-- Start --

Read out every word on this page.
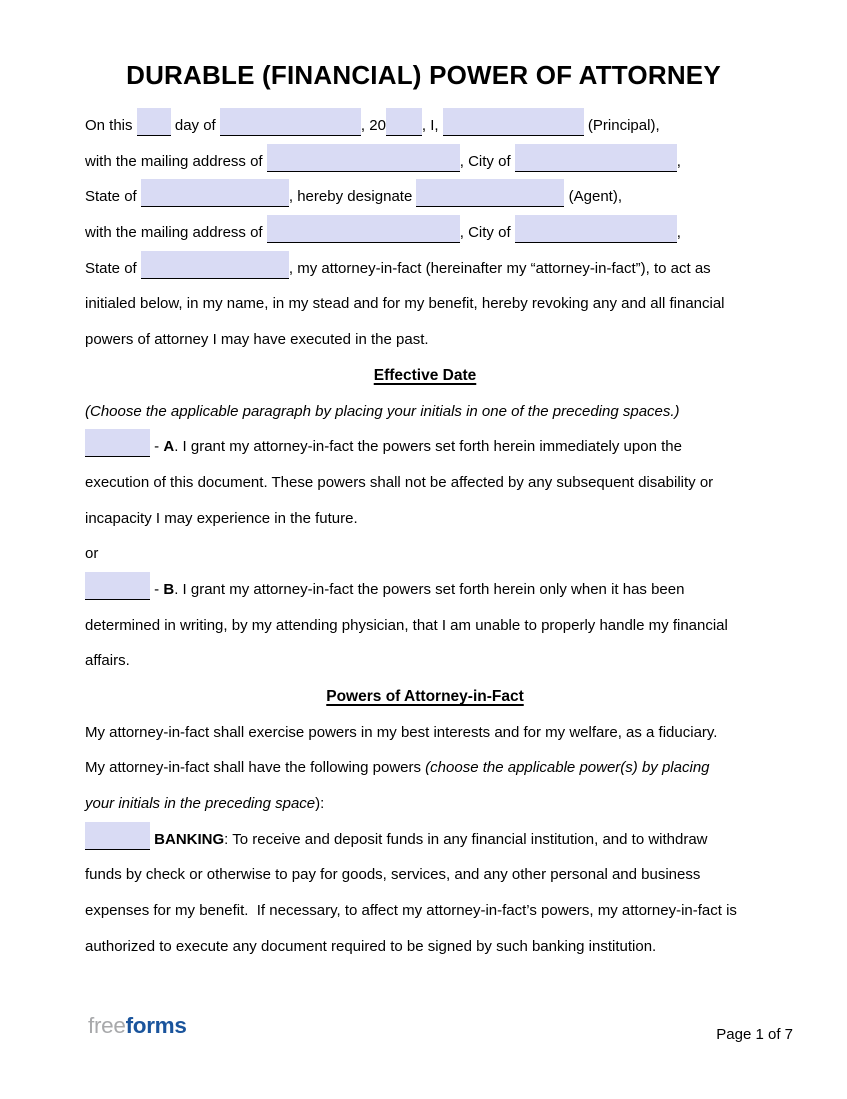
DURABLE (FINANCIAL) POWER OF ATTORNEY
On this  day of	, 20 , I,	(Principal),
with the mailing address of	, City of	,
State of	, hereby designate	(Agent),
with the mailing address of	, City of	,
State of	, my attorney-in-fact (hereinafter my “attorney-in-fact”), to act as
initialed below, in my name, in my stead and for my benefit, hereby revoking any and all financial
powers of attorney I may have executed in the past.
Effective Date
(Choose the applicable paragraph by placing your initials in one of the preceding spaces.)
- A. I grant my attorney-in-fact the powers set forth herein immediately upon the
execution of this document. These powers shall not be affected by any subsequent disability or
incapacity I may experience in the future.
or
- B. I grant my attorney-in-fact the powers set forth herein only when it has been
determined in writing, by my attending physician, that I am unable to properly handle my financial
affairs.
Powers of Attorney-in-Fact
My attorney-in-fact shall exercise powers in my best interests and for my welfare, as a fiduciary.
My attorney-in-fact shall have the following powers (choose the applicable power(s) by placing
your initials in the preceding space):
BANKING: To receive and deposit funds in any financial institution, and to withdraw
funds by check or otherwise to pay for goods, services, and any other personal and business
expenses for my benefit.  If necessary, to affect my attorney-in-fact’s powers, my attorney-in-fact is
authorized to execute any document required to be signed by such banking institution.
freeforms	Page 1 of 7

-- End --

Check each line of the entries above, and show every one holding the word "hereby".

State of	, hereby designate	(Agent),
initialed below, in my name, in my stead and for my benefit, hereby revoking any and all financial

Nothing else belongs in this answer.